▸ Given problem:
The records underneath are to be repeated exactly, with the pictures left out.

Extracted records:

* Begin *

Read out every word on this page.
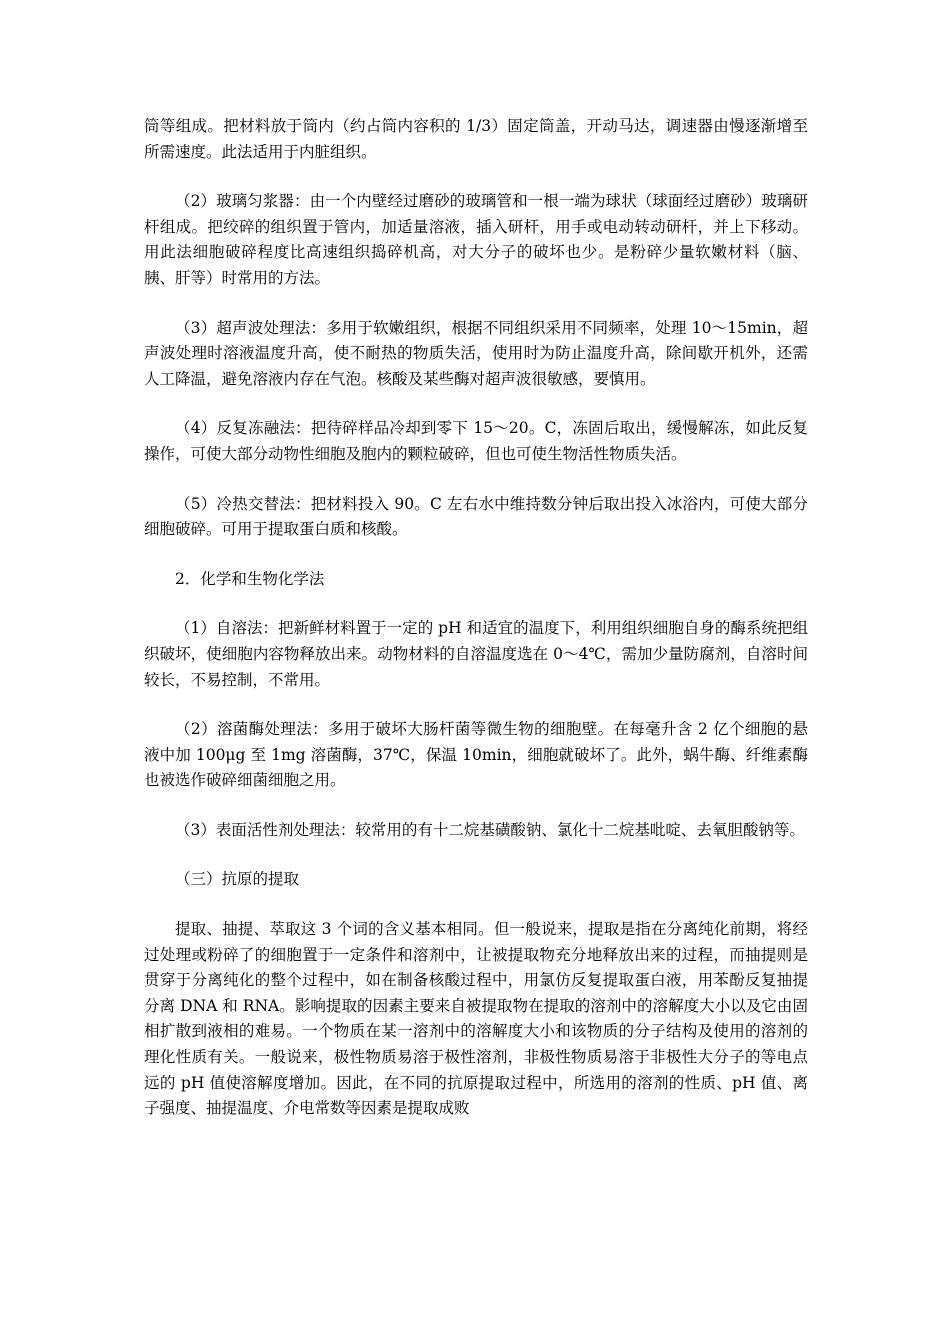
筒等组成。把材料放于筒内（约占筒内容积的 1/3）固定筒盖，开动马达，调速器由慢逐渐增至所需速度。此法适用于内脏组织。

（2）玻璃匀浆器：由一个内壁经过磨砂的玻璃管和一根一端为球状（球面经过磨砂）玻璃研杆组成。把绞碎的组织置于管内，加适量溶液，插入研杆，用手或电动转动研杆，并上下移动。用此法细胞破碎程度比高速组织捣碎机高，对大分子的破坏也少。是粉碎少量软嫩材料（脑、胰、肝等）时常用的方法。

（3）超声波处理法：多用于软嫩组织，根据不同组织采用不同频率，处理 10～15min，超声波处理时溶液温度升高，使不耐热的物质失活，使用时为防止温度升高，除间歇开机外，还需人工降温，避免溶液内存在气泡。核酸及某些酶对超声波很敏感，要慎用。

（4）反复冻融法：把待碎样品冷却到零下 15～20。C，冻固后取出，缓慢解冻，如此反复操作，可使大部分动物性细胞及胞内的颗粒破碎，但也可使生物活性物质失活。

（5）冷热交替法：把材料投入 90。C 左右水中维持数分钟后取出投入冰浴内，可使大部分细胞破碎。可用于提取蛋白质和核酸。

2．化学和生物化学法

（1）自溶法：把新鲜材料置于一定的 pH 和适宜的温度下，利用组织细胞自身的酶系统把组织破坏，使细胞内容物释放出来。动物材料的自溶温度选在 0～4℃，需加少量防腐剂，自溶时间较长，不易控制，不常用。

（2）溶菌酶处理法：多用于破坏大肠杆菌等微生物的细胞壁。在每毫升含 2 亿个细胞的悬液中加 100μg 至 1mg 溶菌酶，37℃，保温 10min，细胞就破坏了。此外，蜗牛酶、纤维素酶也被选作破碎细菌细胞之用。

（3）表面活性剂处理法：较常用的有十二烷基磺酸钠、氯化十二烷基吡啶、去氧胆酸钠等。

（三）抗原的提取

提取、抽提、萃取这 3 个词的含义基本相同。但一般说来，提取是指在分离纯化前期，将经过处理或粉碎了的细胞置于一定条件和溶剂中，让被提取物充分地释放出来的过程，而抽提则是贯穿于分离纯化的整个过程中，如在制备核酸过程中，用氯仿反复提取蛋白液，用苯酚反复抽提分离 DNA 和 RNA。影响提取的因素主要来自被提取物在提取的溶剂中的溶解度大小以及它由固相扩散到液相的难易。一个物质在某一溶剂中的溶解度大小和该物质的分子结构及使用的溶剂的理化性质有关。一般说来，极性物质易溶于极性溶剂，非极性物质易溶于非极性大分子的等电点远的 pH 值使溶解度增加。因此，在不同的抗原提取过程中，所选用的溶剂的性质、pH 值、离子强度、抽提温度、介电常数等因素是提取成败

* End *

▸ The reply:
Read out every word on this page.
筒等组成。把材料放于筒内（约占筒内容积的 1/3）固定筒盖，开动马达，调速器由慢逐渐增至所需速度。此法适用于内脏组织。

（2）玻璃匀浆器：由一个内壁经过磨砂的玻璃管和一根一端为球状（球面经过磨砂）玻璃研杆组成。把绞碎的组织置于管内，加适量溶液，插入研杆，用手或电动转动研杆，并上下移动。用此法细胞破碎程度比高速组织捣碎机高，对大分子的破坏也少。是粉碎少量软嫩材料（脑、胰、肝等）时常用的方法。

（3）超声波处理法：多用于软嫩组织，根据不同组织采用不同频率，处理 10～15min，超声波处理时溶液温度升高，使不耐热的物质失活，使用时为防止温度升高，除间歇开机外，还需人工降温，避免溶液内存在气泡。核酸及某些酶对超声波很敏感，要慎用。

（4）反复冻融法：把待碎样品冷却到零下 15～20。C，冻固后取出，缓慢解冻，如此反复操作，可使大部分动物性细胞及胞内的颗粒破碎，但也可使生物活性物质失活。

（5）冷热交替法：把材料投入 90。C 左右水中维持数分钟后取出投入冰浴内，可使大部分细胞破碎。可用于提取蛋白质和核酸。

2．化学和生物化学法

（1）自溶法：把新鲜材料置于一定的 pH 和适宜的温度下，利用组织细胞自身的酶系统把组织破坏，使细胞内容物释放出来。动物材料的自溶温度选在 0～4℃，需加少量防腐剂，自溶时间较长，不易控制，不常用。

（2）溶菌酶处理法：多用于破坏大肠杆菌等微生物的细胞壁。在每毫升含 2 亿个细胞的悬液中加 100μg 至 1mg 溶菌酶，37℃，保温 10min，细胞就破坏了。此外，蜗牛酶、纤维素酶也被选作破碎细菌细胞之用。

（3）表面活性剂处理法：较常用的有十二烷基磺酸钠、氯化十二烷基吡啶、去氧胆酸钠等。

（三）抗原的提取

提取、抽提、萃取这 3 个词的含义基本相同。但一般说来，提取是指在分离纯化前期，将经过处理或粉碎了的细胞置于一定条件和溶剂中，让被提取物充分地释放出来的过程，而抽提则是贯穿于分离纯化的整个过程中，如在制备核酸过程中，用氯仿反复提取蛋白液，用苯酚反复抽提分离 DNA 和 RNA。影响提取的因素主要来自被提取物在提取的溶剂中的溶解度大小以及它由固相扩散到液相的难易。一个物质在某一溶剂中的溶解度大小和该物质的分子结构及使用的溶剂的理化性质有关。一般说来，极性物质易溶于极性溶剂，非极性物质易溶于非极性大分子的等电点远的 pH 值使溶解度增加。因此，在不同的抗原提取过程中，所选用的溶剂的性质、pH 值、离子强度、抽提温度、介电常数等因素是提取成败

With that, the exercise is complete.